What the task asks:
All of the records below should be output exactly.

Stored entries
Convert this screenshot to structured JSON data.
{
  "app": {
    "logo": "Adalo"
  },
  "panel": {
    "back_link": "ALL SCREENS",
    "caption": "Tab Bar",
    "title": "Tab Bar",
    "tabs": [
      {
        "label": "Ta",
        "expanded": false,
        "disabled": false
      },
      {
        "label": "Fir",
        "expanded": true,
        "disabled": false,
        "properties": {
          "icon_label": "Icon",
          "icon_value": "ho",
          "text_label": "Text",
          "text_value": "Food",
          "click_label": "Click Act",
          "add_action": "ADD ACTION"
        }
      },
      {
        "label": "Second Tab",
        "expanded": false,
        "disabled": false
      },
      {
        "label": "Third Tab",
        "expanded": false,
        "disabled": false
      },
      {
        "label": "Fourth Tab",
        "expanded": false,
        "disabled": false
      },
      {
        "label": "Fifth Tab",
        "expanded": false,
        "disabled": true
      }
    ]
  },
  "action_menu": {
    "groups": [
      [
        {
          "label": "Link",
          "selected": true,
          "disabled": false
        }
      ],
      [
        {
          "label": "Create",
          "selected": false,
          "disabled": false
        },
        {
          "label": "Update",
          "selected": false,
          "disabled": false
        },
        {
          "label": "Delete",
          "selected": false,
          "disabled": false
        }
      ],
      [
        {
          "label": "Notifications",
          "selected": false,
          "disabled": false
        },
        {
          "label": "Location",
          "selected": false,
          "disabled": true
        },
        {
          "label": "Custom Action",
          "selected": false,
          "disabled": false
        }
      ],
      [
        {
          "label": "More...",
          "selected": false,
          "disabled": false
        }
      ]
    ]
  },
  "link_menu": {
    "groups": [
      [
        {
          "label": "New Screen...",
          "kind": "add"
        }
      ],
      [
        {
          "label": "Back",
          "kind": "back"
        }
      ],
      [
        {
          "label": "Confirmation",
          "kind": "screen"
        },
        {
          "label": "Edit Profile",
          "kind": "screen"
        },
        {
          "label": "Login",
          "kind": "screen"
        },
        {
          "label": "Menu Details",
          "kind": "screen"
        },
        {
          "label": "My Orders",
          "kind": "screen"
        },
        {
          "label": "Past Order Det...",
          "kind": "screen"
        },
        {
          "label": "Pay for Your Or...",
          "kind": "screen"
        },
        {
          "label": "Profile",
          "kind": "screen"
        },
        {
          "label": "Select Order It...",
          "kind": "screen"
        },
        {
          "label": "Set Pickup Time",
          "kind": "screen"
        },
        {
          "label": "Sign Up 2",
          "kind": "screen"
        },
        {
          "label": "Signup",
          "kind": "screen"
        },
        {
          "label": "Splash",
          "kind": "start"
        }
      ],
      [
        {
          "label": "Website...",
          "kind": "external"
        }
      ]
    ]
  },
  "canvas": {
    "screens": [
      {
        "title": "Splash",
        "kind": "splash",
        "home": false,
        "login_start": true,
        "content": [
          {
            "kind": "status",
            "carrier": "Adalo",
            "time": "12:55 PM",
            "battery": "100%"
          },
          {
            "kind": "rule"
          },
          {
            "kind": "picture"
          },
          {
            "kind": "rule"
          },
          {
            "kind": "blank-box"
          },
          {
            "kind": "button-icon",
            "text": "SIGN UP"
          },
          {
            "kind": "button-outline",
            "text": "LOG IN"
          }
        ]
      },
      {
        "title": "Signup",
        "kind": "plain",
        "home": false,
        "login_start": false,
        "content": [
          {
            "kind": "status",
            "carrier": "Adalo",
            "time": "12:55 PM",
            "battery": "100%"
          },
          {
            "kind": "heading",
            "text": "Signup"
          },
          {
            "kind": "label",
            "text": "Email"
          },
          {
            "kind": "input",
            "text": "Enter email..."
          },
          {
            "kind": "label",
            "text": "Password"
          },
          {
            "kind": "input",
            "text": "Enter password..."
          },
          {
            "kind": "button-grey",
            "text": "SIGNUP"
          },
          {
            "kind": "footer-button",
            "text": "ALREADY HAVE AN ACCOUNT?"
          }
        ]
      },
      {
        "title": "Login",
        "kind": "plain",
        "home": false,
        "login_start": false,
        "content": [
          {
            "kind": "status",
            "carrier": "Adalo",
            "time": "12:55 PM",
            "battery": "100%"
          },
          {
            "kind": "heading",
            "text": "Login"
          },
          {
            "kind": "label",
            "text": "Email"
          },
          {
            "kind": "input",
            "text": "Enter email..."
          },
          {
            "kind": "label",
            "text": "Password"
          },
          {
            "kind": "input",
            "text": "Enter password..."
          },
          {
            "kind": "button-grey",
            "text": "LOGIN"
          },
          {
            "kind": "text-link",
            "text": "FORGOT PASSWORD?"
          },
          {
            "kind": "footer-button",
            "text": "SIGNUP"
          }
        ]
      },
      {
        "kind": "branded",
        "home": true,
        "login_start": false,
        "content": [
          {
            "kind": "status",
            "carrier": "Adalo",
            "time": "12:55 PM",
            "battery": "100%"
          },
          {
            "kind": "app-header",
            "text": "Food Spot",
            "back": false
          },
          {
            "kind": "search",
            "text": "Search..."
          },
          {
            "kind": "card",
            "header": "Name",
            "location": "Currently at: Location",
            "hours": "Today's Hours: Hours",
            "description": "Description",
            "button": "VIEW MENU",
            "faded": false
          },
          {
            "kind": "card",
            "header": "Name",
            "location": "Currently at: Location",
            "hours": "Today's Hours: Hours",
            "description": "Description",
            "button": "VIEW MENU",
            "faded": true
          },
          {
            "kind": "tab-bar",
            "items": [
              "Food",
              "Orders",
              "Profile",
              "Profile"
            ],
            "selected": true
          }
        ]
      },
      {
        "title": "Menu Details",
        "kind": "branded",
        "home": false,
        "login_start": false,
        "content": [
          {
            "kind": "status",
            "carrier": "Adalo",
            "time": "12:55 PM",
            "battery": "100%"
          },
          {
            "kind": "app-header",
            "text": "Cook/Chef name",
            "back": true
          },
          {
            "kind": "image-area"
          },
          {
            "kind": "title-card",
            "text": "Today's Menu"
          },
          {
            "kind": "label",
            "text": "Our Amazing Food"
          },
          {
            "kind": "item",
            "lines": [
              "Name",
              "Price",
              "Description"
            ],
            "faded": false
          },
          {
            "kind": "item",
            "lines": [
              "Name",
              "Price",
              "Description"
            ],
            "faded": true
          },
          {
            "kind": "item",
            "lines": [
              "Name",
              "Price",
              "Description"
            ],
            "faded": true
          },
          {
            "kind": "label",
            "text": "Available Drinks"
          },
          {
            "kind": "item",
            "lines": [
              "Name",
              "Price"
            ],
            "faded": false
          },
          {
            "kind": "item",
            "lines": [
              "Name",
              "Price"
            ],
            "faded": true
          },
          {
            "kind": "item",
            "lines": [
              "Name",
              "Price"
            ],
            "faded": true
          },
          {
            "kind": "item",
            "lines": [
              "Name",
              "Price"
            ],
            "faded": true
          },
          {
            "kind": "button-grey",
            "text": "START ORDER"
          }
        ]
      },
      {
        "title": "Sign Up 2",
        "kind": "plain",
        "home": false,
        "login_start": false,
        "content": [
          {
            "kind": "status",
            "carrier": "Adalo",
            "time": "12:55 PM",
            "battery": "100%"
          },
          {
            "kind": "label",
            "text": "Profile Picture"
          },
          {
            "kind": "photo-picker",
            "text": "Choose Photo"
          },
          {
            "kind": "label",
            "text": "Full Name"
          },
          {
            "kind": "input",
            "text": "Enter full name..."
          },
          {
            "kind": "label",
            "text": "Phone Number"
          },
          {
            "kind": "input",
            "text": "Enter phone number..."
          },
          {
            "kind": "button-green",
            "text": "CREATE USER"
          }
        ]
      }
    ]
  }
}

Correct result:
Convert this screenshot to structured JSON data.
{
  "app": {
    "logo": "Adalo"
  },
  "panel": {
    "back_link": "ALL SCREENS",
    "caption": "Tab Bar",
    "title": "Tab Bar",
    "tabs": [
      {
        "label": "Ta",
        "expanded": false,
        "disabled": false
      },
      {
        "label": "Fir",
        "expanded": true,
        "disabled": false,
        "properties": {
          "icon_label": "Icon",
          "icon_value": "ho",
          "text_label": "Text",
          "text_value": "Food",
          "click_label": "Click Act",
          "add_action": "ADD ACTION"
        }
      },
      {
        "label": "Second Tab",
        "expanded": false,
        "disabled": false
      },
      {
        "label": "Third Tab",
        "expanded": false,
        "disabled": false
      },
      {
        "label": "Fourth Tab",
        "expanded": false,
        "disabled": false
      },
      {
        "label": "Fifth Tab",
        "expanded": false,
        "disabled": true
      }
    ]
  },
  "action_menu": {
    "groups": [
      [
        {
          "label": "Link",
          "selected": true,
          "disabled": false
        }
      ],
      [
        {
          "label": "Create",
          "selected": false,
          "disabled": false
        },
        {
          "label": "Update",
          "selected": false,
          "disabled": false
        },
        {
          "label": "Delete",
          "selected": false,
          "disabled": false
        }
      ],
      [
        {
          "label": "Notifications",
          "selected": false,
          "disabled": false
        },
        {
          "label": "Location",
          "selected": false,
          "disabled": true
        },
        {
          "label": "Custom Action",
          "selected": false,
          "disabled": false
        }
      ],
      [
        {
          "label": "More...",
          "selected": false,
          "disabled": false
        }
      ]
    ]
  },
  "link_menu": {
    "groups": [
      [
        {
          "label": "New Screen...",
          "kind": "add"
        }
      ],
      [
        {
          "label": "Back",
          "kind": "back"
        }
      ],
      [
        {
          "label": "Confirmation",
          "kind": "screen"
        },
        {
          "label": "Edit Profile",
          "kind": "screen"
        },
        {
          "label": "Login",
          "kind": "screen"
        },
        {
          "label": "Menu Details",
          "kind": "screen"
        },
        {
          "label": "My Orders",
          "kind": "screen"
        },
        {
          "label": "Past Order Det...",
          "kind": "screen"
        },
        {
          "label": "Pay for Your Or...",
          "kind": "screen"
        },
        {
          "label": "Profile",
          "kind": "screen"
        },
        {
          "label": "Select Order It...",
          "kind": "screen"
        },
        {
          "label": "Set Pickup Time",
          "kind": "screen"
        },
        {
          "label": "Sign Up 2",
          "kind": "screen"
        },
        {
          "label": "Signup",
          "kind": "screen"
        },
        {
          "label": "Splash",
          "kind": "start"
        }
      ],
      [
        {
          "label": "Website...",
          "kind": "external"
        }
      ]
    ]
  },
  "canvas": {
    "screens": [
      {
        "title": "Splash",
        "kind": "splash",
        "home": false,
        "login_start": true,
        "content": [
          {
            "kind": "status",
            "carrier": "Adalo",
            "time": "12:55 PM",
            "battery": "100%"
          },
          {
            "kind": "rule"
          },
          {
            "kind": "picture"
          },
          {
            "kind": "rule"
          },
          {
            "kind": "blank-box"
          },
          {
            "kind": "button-icon",
            "text": "SIGN UP"
          },
          {
            "kind": "button-outline",
            "text": "LOG IN"
          }
        ]
      },
      {
        "title": "Signup",
        "kind": "plain",
        "home": false,
        "login_start": false,
        "content": [
          {
            "kind": "status",
            "carrier": "Adalo",
            "time": "12:55 PM",
            "battery": "100%"
          },
          {
            "kind": "heading",
            "text": "Signup"
          },
          {
            "kind": "label",
            "text": "Email"
          },
          {
            "kind": "input",
            "text": "Enter email..."
          },
          {
            "kind": "label",
            "text": "Password"
          },
          {
            "kind": "input",
            "text": "Enter password..."
          },
          {
            "kind": "button-grey",
            "text": "SIGNUP"
          },
          {
            "kind": "footer-button",
            "text": "ALREADY HAVE AN ACCOUNT?"
          }
        ]
      },
      {
        "title": "Login",
        "kind": "plain",
        "home": false,
        "login_start": false,
        "content": [
          {
            "kind": "status",
            "carrier": "Adalo",
            "time": "12:55 PM",
            "battery": "100%"
          },
          {
            "kind": "heading",
            "text": "Login"
          },
          {
            "kind": "label",
            "text": "Email"
          },
          {
            "kind": "input",
            "text": "Enter email..."
          },
          {
            "kind": "label",
            "text": "Password"
          },
          {
            "kind": "input",
            "text": "Enter password..."
          },
          {
            "kind": "button-grey",
            "text": "LOGIN"
          },
          {
            "kind": "text-link",
            "text": "FORGOT PASSWORD?"
          },
          {
            "kind": "footer-button",
            "text": "SIGNUP"
          }
        ]
      },
      {
        "kind": "branded",
        "home": true,
        "login_start": false,
        "content": [
          {
            "kind": "status",
            "carrier": "Adalo",
            "time": "12:55 PM",
            "battery": "100%"
          },
          {
            "kind": "app-header",
            "text": "Food Spot",
            "back": false
          },
          {
            "kind": "search",
            "text": "Search..."
          },
          {
            "kind": "card",
            "header": "Name",
            "location": "Currently at: Location",
            "hours": "Today's Hours: Hours",
            "description": "Description",
            "button": "VIEW MENU",
            "faded": false
          },
          {
            "kind": "card",
            "header": "Name",
            "location": "Currently at: Location",
            "hours": "Today's Hours: Hours",
            "description": "Description",
            "button": "VIEW MENU",
            "faded": true
          },
          {
            "kind": "tab-bar",
            "items": [
              "Food",
              "Orders",
              "Profile",
              "Profile"
            ],
            "selected": true
          }
        ]
      },
      {
        "title": "Menu Details",
        "kind": "branded",
        "home": false,
        "login_start": false,
        "content": [
          {
            "kind": "status",
            "carrier": "Adalo",
            "time": "12:55 PM",
            "battery": "100%"
          },
          {
            "kind": "app-header",
            "text": "Cook/Chef name",
            "back": true
          },
          {
            "kind": "image-area"
          },
          {
            "kind": "title-card",
            "text": "Today's Menu"
          },
          {
            "kind": "label",
            "text": "Our Amazing Food"
          },
          {
            "kind": "item",
            "lines": [
              "Name",
              "Price",
              "Description"
            ],
            "faded": false
          },
          {
            "kind": "item",
            "lines": [
              "Name",
              "Price",
              "Description"
            ],
            "faded": true
          },
          {
            "kind": "item",
            "lines": [
              "Name",
              "Price",
              "Description"
            ],
            "faded": true
          },
          {
            "kind": "label",
            "text": "Available Drinks"
          },
          {
            "kind": "item",
            "lines": [
              "Name",
              "Price"
            ],
            "faded": false
          },
          {
            "kind": "item",
            "lines": [
              "Name",
              "Price"
            ],
            "faded": true
          },
          {
            "kind": "item",
            "lines": [
              "Name",
              "Price"
            ],
            "faded": true
          },
          {
            "kind": "item",
            "lines": [
              "Name",
              "Price"
            ],
            "faded": true
          },
          {
            "kind": "button-grey",
            "text": "START ORDER"
          }
        ]
      },
      {
        "title": "Sign Up 2",
        "kind": "plain",
        "home": false,
        "login_start": false,
        "content": [
          {
            "kind": "status",
            "carrier": "Adalo",
            "time": "12:55 PM",
            "battery": "100%"
          },
          {
            "kind": "label",
            "text": "Profile Picture"
          },
          {
            "kind": "photo-picker",
            "text": "Choose Photo"
          },
          {
            "kind": "label",
            "text": "Full Name"
          },
          {
            "kind": "input",
            "text": "Enter full name..."
          },
          {
            "kind": "label",
            "text": "Phone Number"
          },
          {
            "kind": "input",
            "text": "Enter phone number..."
          },
          {
            "kind": "button-green",
            "text": "CREATE USER"
          }
        ]
      }
    ]
  }
}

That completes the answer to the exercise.